» What you need to do:
Copy out all of the data exactly as it appears.

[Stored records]

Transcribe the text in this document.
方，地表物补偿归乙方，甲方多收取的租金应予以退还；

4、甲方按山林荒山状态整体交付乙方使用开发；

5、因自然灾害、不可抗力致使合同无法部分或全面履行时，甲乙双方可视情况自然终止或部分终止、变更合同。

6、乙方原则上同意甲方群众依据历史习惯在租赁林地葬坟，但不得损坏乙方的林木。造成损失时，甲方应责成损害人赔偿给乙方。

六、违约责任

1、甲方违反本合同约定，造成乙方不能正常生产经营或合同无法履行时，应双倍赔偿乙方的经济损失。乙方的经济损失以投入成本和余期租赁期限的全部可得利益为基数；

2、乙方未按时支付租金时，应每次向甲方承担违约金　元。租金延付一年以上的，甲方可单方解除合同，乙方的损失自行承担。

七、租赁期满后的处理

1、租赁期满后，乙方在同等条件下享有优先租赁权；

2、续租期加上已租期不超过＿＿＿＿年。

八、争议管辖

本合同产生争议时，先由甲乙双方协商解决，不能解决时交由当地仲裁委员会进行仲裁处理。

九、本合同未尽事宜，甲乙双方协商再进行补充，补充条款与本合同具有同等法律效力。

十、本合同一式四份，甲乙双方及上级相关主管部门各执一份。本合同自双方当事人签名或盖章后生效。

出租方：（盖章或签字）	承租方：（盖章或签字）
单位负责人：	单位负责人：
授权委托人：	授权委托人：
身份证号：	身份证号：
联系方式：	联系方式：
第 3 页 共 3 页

» Answer below:
Transcribe the text in this document.
方，地表物补偿归乙方，甲方多收取的租金应予以退还；

4、甲方按山林荒山状态整体交付乙方使用开发；

5、因自然灾害、不可抗力致使合同无法部分或全面履行时，甲乙双方可视情况自然终止或部分终止、变更合同。

6、乙方原则上同意甲方群众依据历史习惯在租赁林地葬坟，但不得损坏乙方的林木。造成损失时，甲方应责成损害人赔偿给乙方。

六、违约责任

1、甲方违反本合同约定，造成乙方不能正常生产经营或合同无法履行时，应双倍赔偿乙方的经济损失。乙方的经济损失以投入成本和余期租赁期限的全部可得利益为基数；

2、乙方未按时支付租金时，应每次向甲方承担违约金　元。租金延付一年以上的，甲方可单方解除合同，乙方的损失自行承担。

七、租赁期满后的处理

1、租赁期满后，乙方在同等条件下享有优先租赁权；

2、续租期加上已租期不超过＿＿＿＿年。

八、争议管辖

本合同产生争议时，先由甲乙双方协商解决，不能解决时交由当地仲裁委员会进行仲裁处理。

九、本合同未尽事宜，甲乙双方协商再进行补充，补充条款与本合同具有同等法律效力。

十、本合同一式四份，甲乙双方及上级相关主管部门各执一份。本合同自双方当事人签名或盖章后生效。

出租方：（盖章或签字）	承租方：（盖章或签字）
单位负责人：	单位负责人：
授权委托人：	授权委托人：
身份证号：	身份证号：
联系方式：	联系方式：
第 3 页 共 3 页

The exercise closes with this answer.